• Listing:
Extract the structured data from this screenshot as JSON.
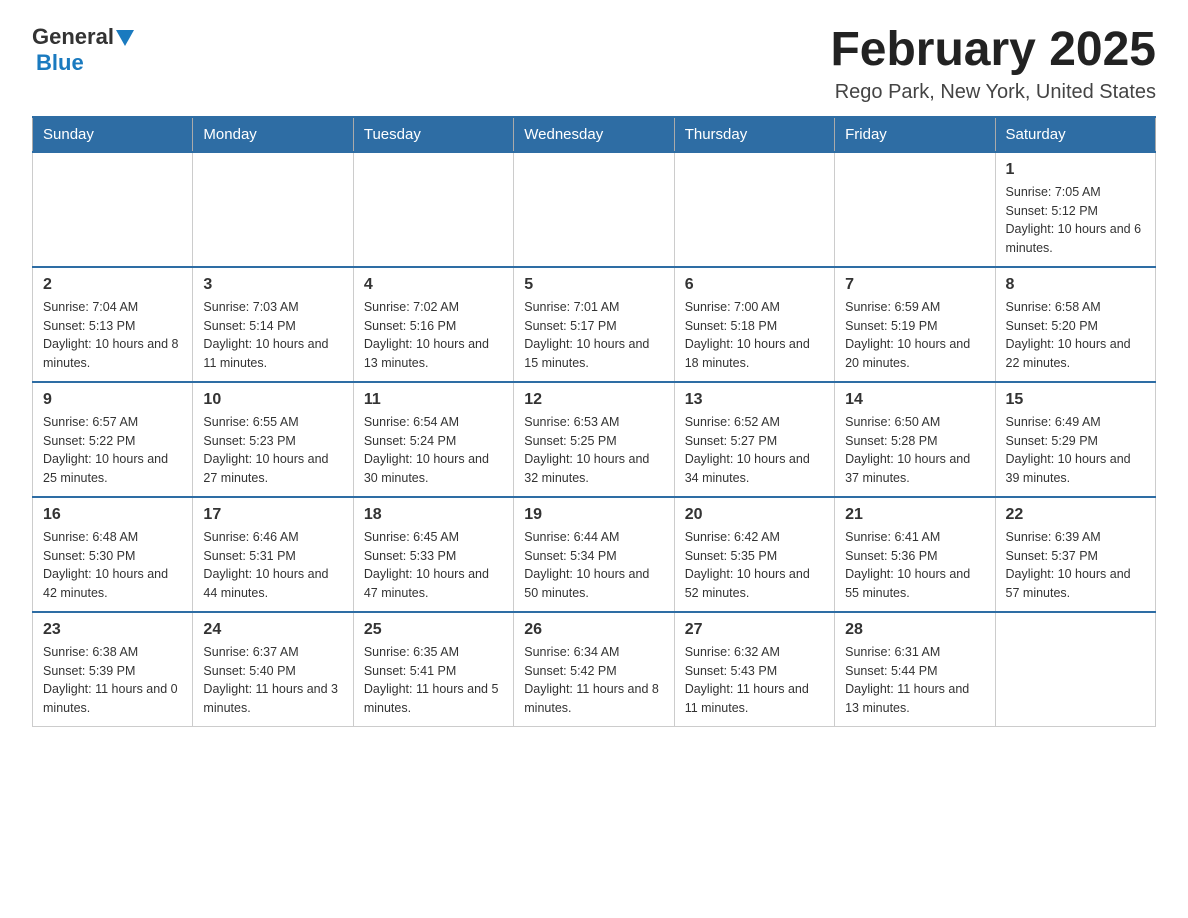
{
  "header": {
    "logo": {
      "general": "General",
      "blue": "Blue",
      "tagline": ""
    },
    "title": "February 2025",
    "location": "Rego Park, New York, United States"
  },
  "calendar": {
    "weekdays": [
      "Sunday",
      "Monday",
      "Tuesday",
      "Wednesday",
      "Thursday",
      "Friday",
      "Saturday"
    ],
    "weeks": [
      [
        {
          "day": "",
          "info": ""
        },
        {
          "day": "",
          "info": ""
        },
        {
          "day": "",
          "info": ""
        },
        {
          "day": "",
          "info": ""
        },
        {
          "day": "",
          "info": ""
        },
        {
          "day": "",
          "info": ""
        },
        {
          "day": "1",
          "info": "Sunrise: 7:05 AM\nSunset: 5:12 PM\nDaylight: 10 hours and 6 minutes."
        }
      ],
      [
        {
          "day": "2",
          "info": "Sunrise: 7:04 AM\nSunset: 5:13 PM\nDaylight: 10 hours and 8 minutes."
        },
        {
          "day": "3",
          "info": "Sunrise: 7:03 AM\nSunset: 5:14 PM\nDaylight: 10 hours and 11 minutes."
        },
        {
          "day": "4",
          "info": "Sunrise: 7:02 AM\nSunset: 5:16 PM\nDaylight: 10 hours and 13 minutes."
        },
        {
          "day": "5",
          "info": "Sunrise: 7:01 AM\nSunset: 5:17 PM\nDaylight: 10 hours and 15 minutes."
        },
        {
          "day": "6",
          "info": "Sunrise: 7:00 AM\nSunset: 5:18 PM\nDaylight: 10 hours and 18 minutes."
        },
        {
          "day": "7",
          "info": "Sunrise: 6:59 AM\nSunset: 5:19 PM\nDaylight: 10 hours and 20 minutes."
        },
        {
          "day": "8",
          "info": "Sunrise: 6:58 AM\nSunset: 5:20 PM\nDaylight: 10 hours and 22 minutes."
        }
      ],
      [
        {
          "day": "9",
          "info": "Sunrise: 6:57 AM\nSunset: 5:22 PM\nDaylight: 10 hours and 25 minutes."
        },
        {
          "day": "10",
          "info": "Sunrise: 6:55 AM\nSunset: 5:23 PM\nDaylight: 10 hours and 27 minutes."
        },
        {
          "day": "11",
          "info": "Sunrise: 6:54 AM\nSunset: 5:24 PM\nDaylight: 10 hours and 30 minutes."
        },
        {
          "day": "12",
          "info": "Sunrise: 6:53 AM\nSunset: 5:25 PM\nDaylight: 10 hours and 32 minutes."
        },
        {
          "day": "13",
          "info": "Sunrise: 6:52 AM\nSunset: 5:27 PM\nDaylight: 10 hours and 34 minutes."
        },
        {
          "day": "14",
          "info": "Sunrise: 6:50 AM\nSunset: 5:28 PM\nDaylight: 10 hours and 37 minutes."
        },
        {
          "day": "15",
          "info": "Sunrise: 6:49 AM\nSunset: 5:29 PM\nDaylight: 10 hours and 39 minutes."
        }
      ],
      [
        {
          "day": "16",
          "info": "Sunrise: 6:48 AM\nSunset: 5:30 PM\nDaylight: 10 hours and 42 minutes."
        },
        {
          "day": "17",
          "info": "Sunrise: 6:46 AM\nSunset: 5:31 PM\nDaylight: 10 hours and 44 minutes."
        },
        {
          "day": "18",
          "info": "Sunrise: 6:45 AM\nSunset: 5:33 PM\nDaylight: 10 hours and 47 minutes."
        },
        {
          "day": "19",
          "info": "Sunrise: 6:44 AM\nSunset: 5:34 PM\nDaylight: 10 hours and 50 minutes."
        },
        {
          "day": "20",
          "info": "Sunrise: 6:42 AM\nSunset: 5:35 PM\nDaylight: 10 hours and 52 minutes."
        },
        {
          "day": "21",
          "info": "Sunrise: 6:41 AM\nSunset: 5:36 PM\nDaylight: 10 hours and 55 minutes."
        },
        {
          "day": "22",
          "info": "Sunrise: 6:39 AM\nSunset: 5:37 PM\nDaylight: 10 hours and 57 minutes."
        }
      ],
      [
        {
          "day": "23",
          "info": "Sunrise: 6:38 AM\nSunset: 5:39 PM\nDaylight: 11 hours and 0 minutes."
        },
        {
          "day": "24",
          "info": "Sunrise: 6:37 AM\nSunset: 5:40 PM\nDaylight: 11 hours and 3 minutes."
        },
        {
          "day": "25",
          "info": "Sunrise: 6:35 AM\nSunset: 5:41 PM\nDaylight: 11 hours and 5 minutes."
        },
        {
          "day": "26",
          "info": "Sunrise: 6:34 AM\nSunset: 5:42 PM\nDaylight: 11 hours and 8 minutes."
        },
        {
          "day": "27",
          "info": "Sunrise: 6:32 AM\nSunset: 5:43 PM\nDaylight: 11 hours and 11 minutes."
        },
        {
          "day": "28",
          "info": "Sunrise: 6:31 AM\nSunset: 5:44 PM\nDaylight: 11 hours and 13 minutes."
        },
        {
          "day": "",
          "info": ""
        }
      ]
    ]
  }
}
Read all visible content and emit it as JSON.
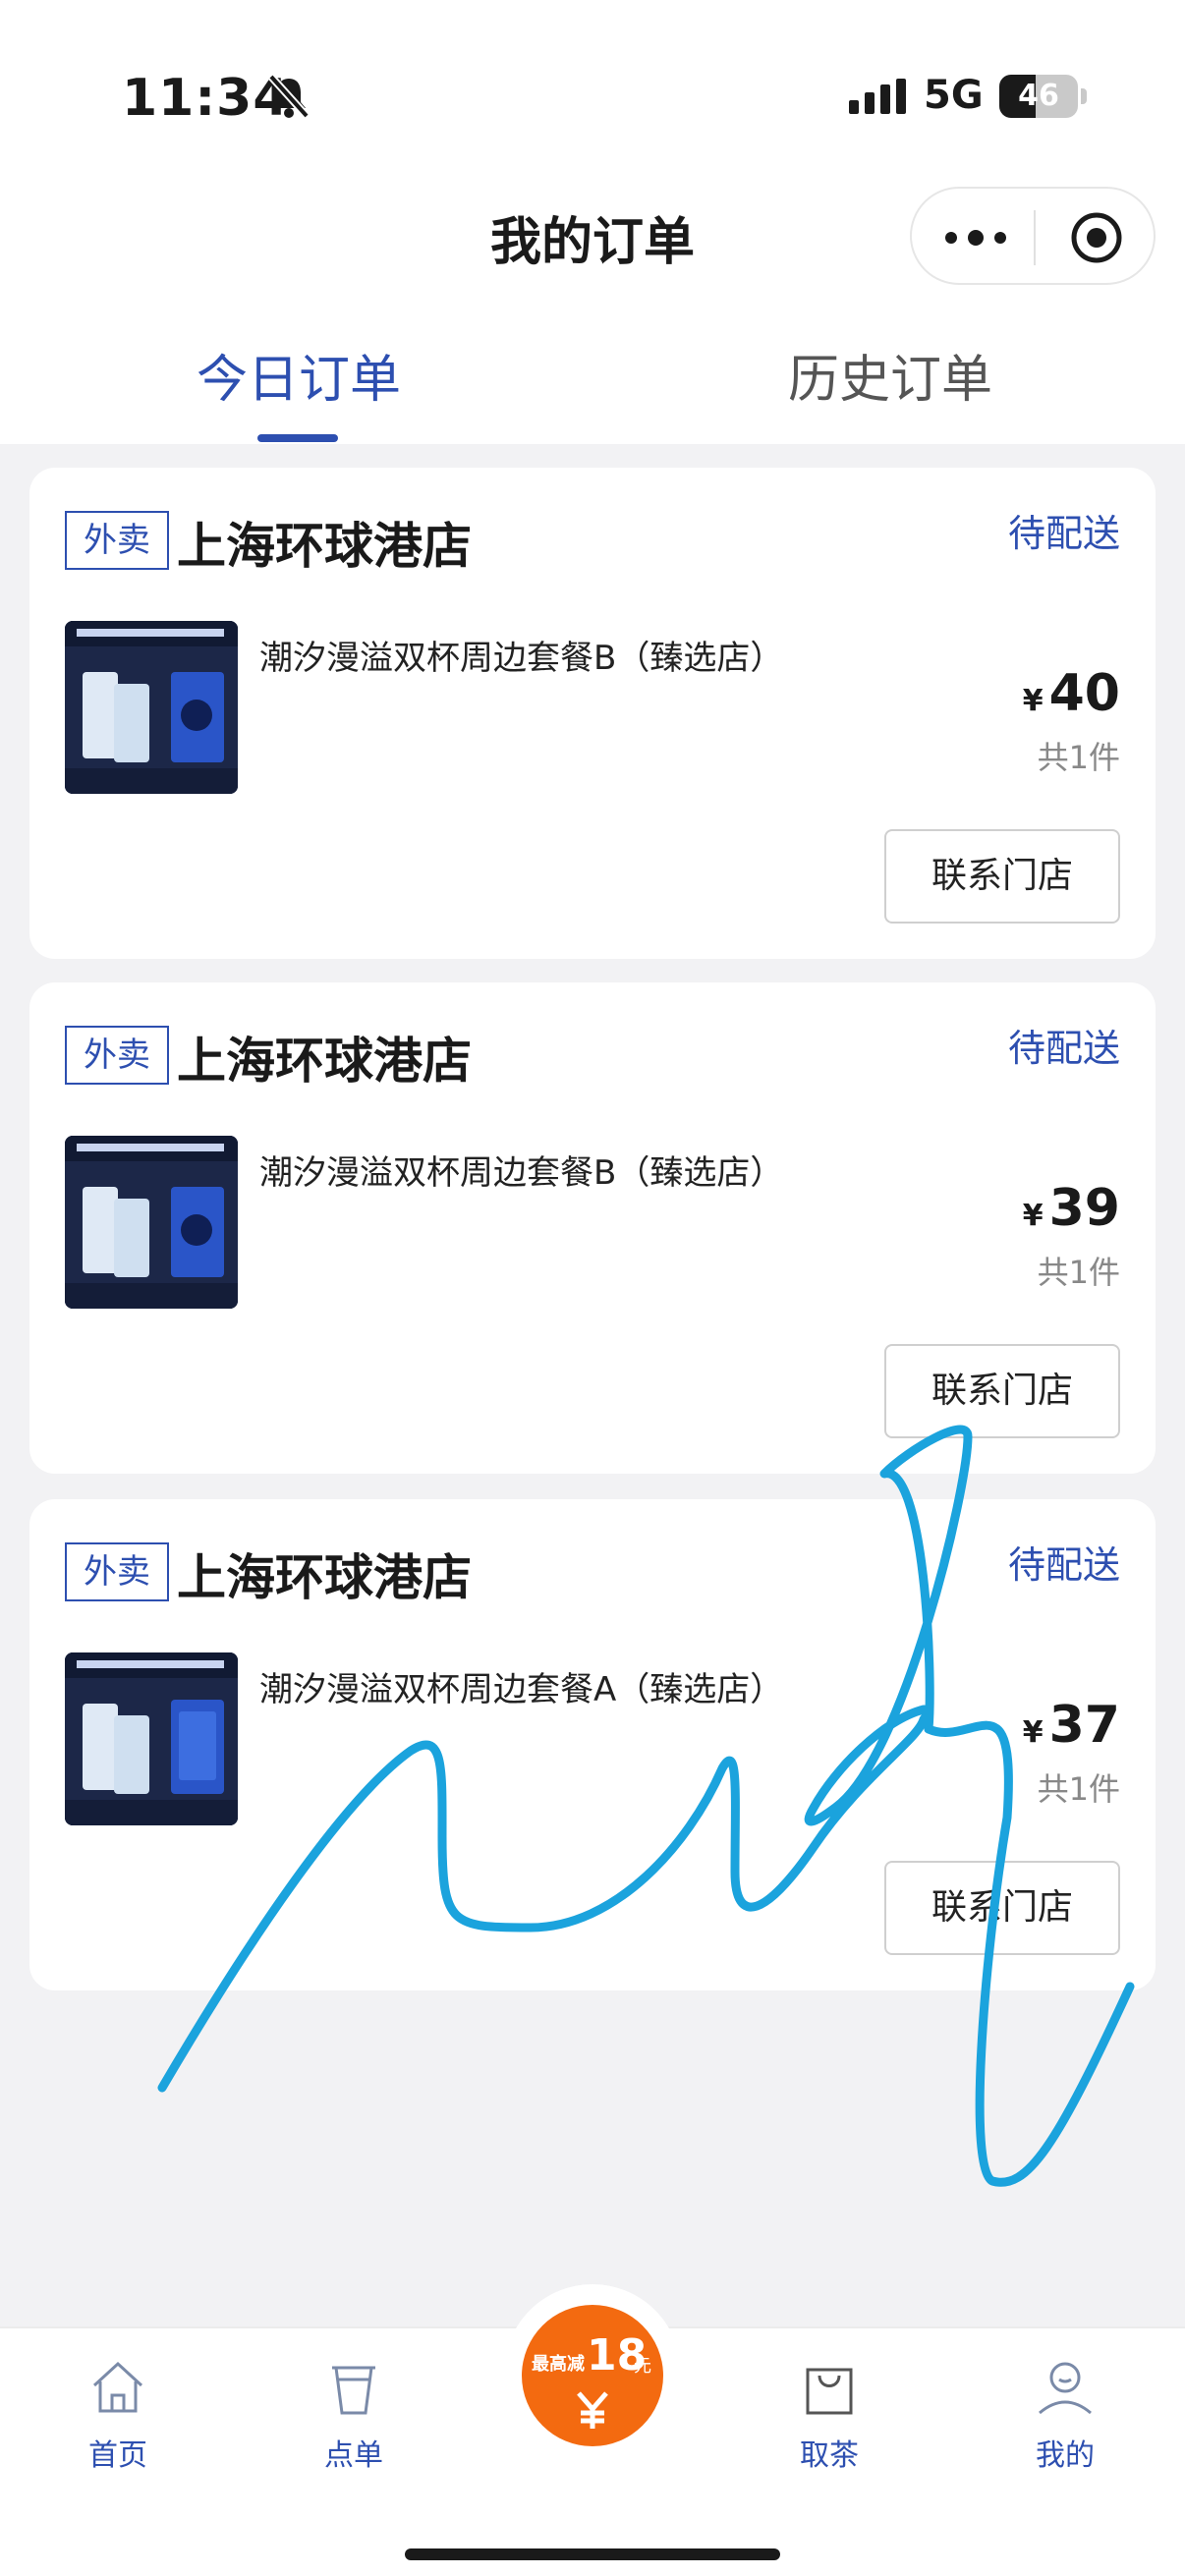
{
  "status_bar": {
    "time": "11:34",
    "network": "5G",
    "battery": "46",
    "battery_level": 0.46
  },
  "header": {
    "title": "我的订单"
  },
  "tabs": [
    {
      "label": "今日订单",
      "active": true
    },
    {
      "label": "历史订单",
      "active": false
    }
  ],
  "orders": [
    {
      "tag": "外卖",
      "store": "上海环球港店",
      "status": "待配送",
      "product": "潮汐漫溢双杯周边套餐B（臻选店）",
      "currency": "¥",
      "price": "40",
      "quantity": "共1件",
      "action": "联系门店"
    },
    {
      "tag": "外卖",
      "store": "上海环球港店",
      "status": "待配送",
      "product": "潮汐漫溢双杯周边套餐B（臻选店）",
      "currency": "¥",
      "price": "39",
      "quantity": "共1件",
      "action": "联系门店"
    },
    {
      "tag": "外卖",
      "store": "上海环球港店",
      "status": "待配送",
      "product": "潮汐漫溢双杯周边套餐A（臻选店）",
      "currency": "¥",
      "price": "37",
      "quantity": "共1件",
      "action": "联系门店"
    }
  ],
  "tabbar": {
    "items": [
      {
        "label": "首页",
        "icon": "home-icon"
      },
      {
        "label": "点单",
        "icon": "cup-icon"
      },
      {
        "label": "取茶",
        "icon": "bag-icon"
      },
      {
        "label": "我的",
        "icon": "profile-icon"
      }
    ],
    "promo": {
      "label": "最高减",
      "amount": "18",
      "unit": "元",
      "icon": "yen-icon"
    }
  },
  "colors": {
    "accent": "#2d4fb0",
    "promo": "#f36a10",
    "scribble": "#1ba3dd",
    "background": "#f2f2f4"
  }
}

• Work instructions: Copy each line of the listing in which the word "JSON" can be found.

• The solution:
Extract the structured data from this screenshot as JSON.
Read all visible content and emit it as JSON.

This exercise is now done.